• **EXTRACTED RECORDS**

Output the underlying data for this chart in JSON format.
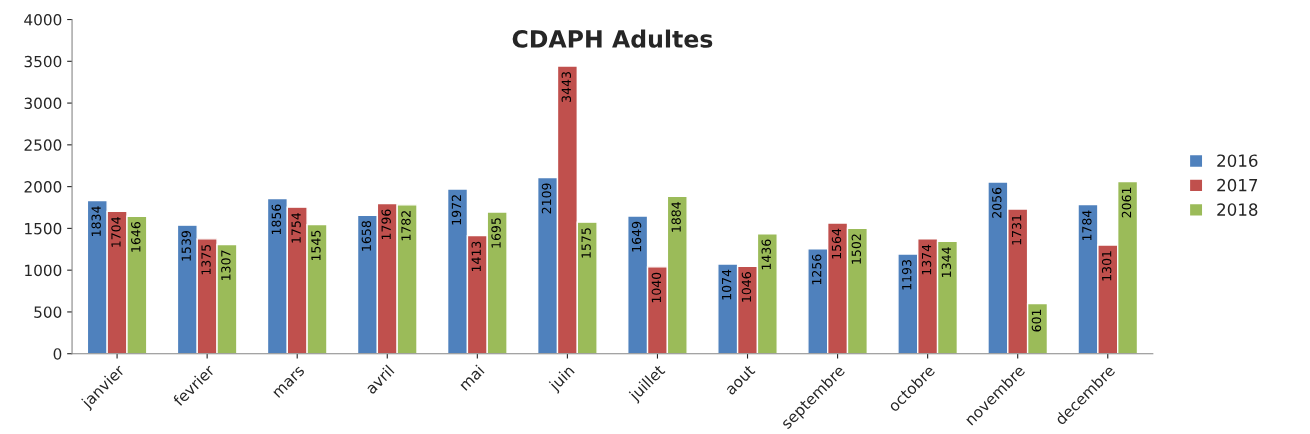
{
  "chart_data": {
    "type": "bar",
    "title": "CDAPH Adultes",
    "categories": [
      "janvier",
      "fevrier",
      "mars",
      "avril",
      "mai",
      "juin",
      "juillet",
      "aout",
      "septembre",
      "octobre",
      "novembre",
      "decembre"
    ],
    "series": [
      {
        "name": "2016",
        "color": "#4f81bd",
        "values": [
          1834,
          1539,
          1856,
          1658,
          1972,
          2109,
          1649,
          1074,
          1256,
          1193,
          2056,
          1784
        ]
      },
      {
        "name": "2017",
        "color": "#c0504d",
        "values": [
          1704,
          1375,
          1754,
          1796,
          1413,
          3443,
          1040,
          1046,
          1564,
          1374,
          1731,
          1301
        ]
      },
      {
        "name": "2018",
        "color": "#9bbb59",
        "values": [
          1646,
          1307,
          1545,
          1782,
          1695,
          1575,
          1884,
          1436,
          1502,
          1344,
          601,
          2061
        ]
      }
    ],
    "ylim": [
      0,
      4000
    ],
    "yticks": [
      0,
      500,
      1000,
      1500,
      2000,
      2500,
      3000,
      3500,
      4000
    ],
    "data_labels": true,
    "grid": false,
    "legend": "right"
  }
}
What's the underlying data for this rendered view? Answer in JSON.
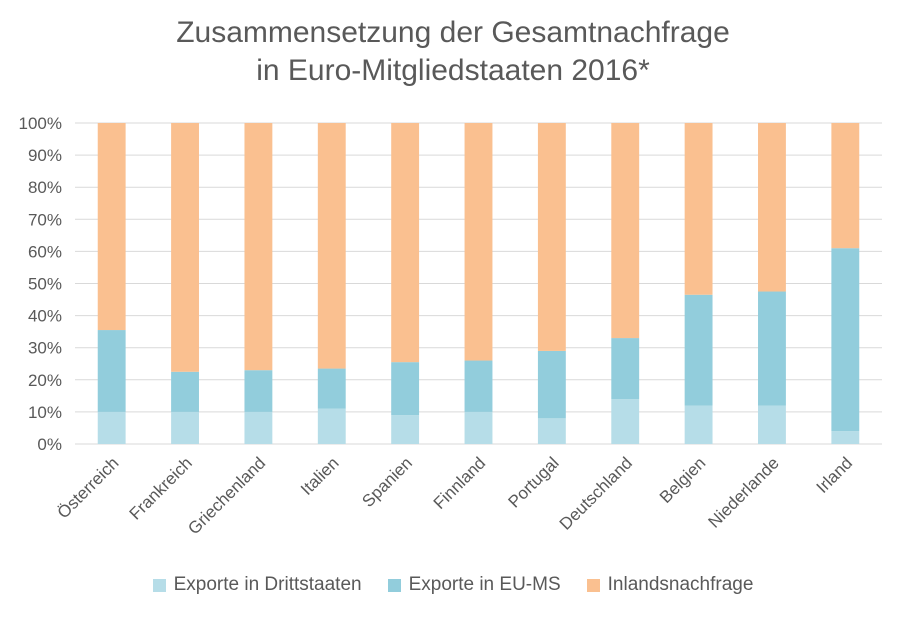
{
  "chart_data": {
    "type": "bar",
    "stacked": true,
    "title_lines": [
      "Zusammensetzung  der Gesamtnachfrage",
      "in Euro-Mitgliedstaaten 2016*"
    ],
    "categories": [
      "Österreich",
      "Frankreich",
      "Griechenland",
      "Italien",
      "Spanien",
      "Finnland",
      "Portugal",
      "Deutschland",
      "Belgien",
      "Niederlande",
      "Irland"
    ],
    "series": [
      {
        "name": "Exporte in Drittstaaten",
        "color": "#b6dde8",
        "values": [
          10,
          10,
          10,
          11,
          9,
          10,
          8,
          14,
          12,
          12,
          4
        ]
      },
      {
        "name": "Exporte in EU-MS",
        "color": "#92cddc",
        "values": [
          25.5,
          12.5,
          13,
          12.5,
          16.5,
          16,
          21,
          19,
          34.5,
          35.5,
          57
        ]
      },
      {
        "name": "Inlandsnachfrage",
        "color": "#fac090",
        "values": [
          64.5,
          77.5,
          77,
          76.5,
          74.5,
          74,
          71,
          67,
          53.5,
          52.5,
          39
        ]
      }
    ],
    "ylim": [
      0,
      100
    ],
    "yticks": [
      0,
      10,
      20,
      30,
      40,
      50,
      60,
      70,
      80,
      90,
      100
    ],
    "ytick_labels": [
      "0%",
      "10%",
      "20%",
      "30%",
      "40%",
      "50%",
      "60%",
      "70%",
      "80%",
      "90%",
      "100%"
    ],
    "xlabel": "",
    "ylabel": "",
    "grid": true,
    "legend_position": "bottom"
  }
}
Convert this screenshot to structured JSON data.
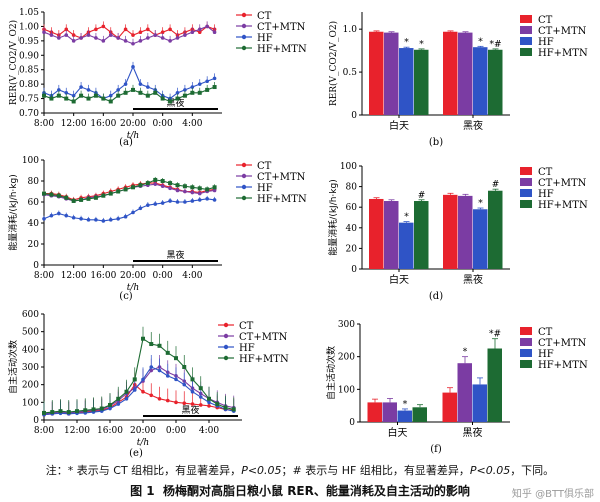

• **PROBLEM DESCRIPTION**
Your task is to repeat the material above exactly, without its pictures.

• **EXERCISE OUTPUT**
Output the underlying data for this chart in JSON format.
{
  "chart_data": {
    "type": "bar",
    "title": "CDAPH Adultes",
    "categories": [
      "janvier",
      "fevrier",
      "mars",
      "avril",
      "mai",
      "juin",
      "juillet",
      "aout",
      "septembre",
      "octobre",
      "novembre",
      "decembre"
    ],
    "series": [
      {
        "name": "2016",
        "color": "#4f81bd",
        "values": [
          1834,
          1539,
          1856,
          1658,
          1972,
          2109,
          1649,
          1074,
          1256,
          1193,
          2056,
          1784
        ]
      },
      {
        "name": "2017",
        "color": "#c0504d",
        "values": [
          1704,
          1375,
          1754,
          1796,
          1413,
          3443,
          1040,
          1046,
          1564,
          1374,
          1731,
          1301
        ]
      },
      {
        "name": "2018",
        "color": "#9bbb59",
        "values": [
          1646,
          1307,
          1545,
          1782,
          1695,
          1575,
          1884,
          1436,
          1502,
          1344,
          601,
          2061
        ]
      }
    ],
    "ylim": [
      0,
      4000
    ],
    "yticks": [
      0,
      500,
      1000,
      1500,
      2000,
      2500,
      3000,
      3500,
      4000
    ],
    "data_labels": true,
    "grid": false,
    "legend": "right"
  }
}
What's the underlying data for this rendered view? Answer in JSON.
{
  "chart_data": {
    "type": "bar",
    "stacked": true,
    "title_lines": [
      "Zusammensetzung  der Gesamtnachfrage",
      "in Euro-Mitgliedstaaten 2016*"
    ],
    "categories": [
      "Österreich",
      "Frankreich",
      "Griechenland",
      "Italien",
      "Spanien",
      "Finnland",
      "Portugal",
      "Deutschland",
      "Belgien",
      "Niederlande",
      "Irland"
    ],
    "series": [
      {
        "name": "Exporte in Drittstaaten",
        "color": "#b6dde8",
        "values": [
          10,
          10,
          10,
          11,
          9,
          10,
          8,
          14,
          12,
          12,
          4
        ]
      },
      {
        "name": "Exporte in EU-MS",
        "color": "#92cddc",
        "values": [
          25.5,
          12.5,
          13,
          12.5,
          16.5,
          16,
          21,
          19,
          34.5,
          35.5,
          57
        ]
      },
      {
        "name": "Inlandsnachfrage",
        "color": "#fac090",
        "values": [
          64.5,
          77.5,
          77,
          76.5,
          74.5,
          74,
          71,
          67,
          53.5,
          52.5,
          39
        ]
      }
    ],
    "ylim": [
      0,
      100
    ],
    "yticks": [
      0,
      10,
      20,
      30,
      40,
      50,
      60,
      70,
      80,
      90,
      100
    ],
    "ytick_labels": [
      "0%",
      "10%",
      "20%",
      "30%",
      "40%",
      "50%",
      "60%",
      "70%",
      "80%",
      "90%",
      "100%"
    ],
    "xlabel": "",
    "ylabel": "",
    "grid": true,
    "legend_position": "bottom"
  }
}
Convert this screenshot to structured JSON data.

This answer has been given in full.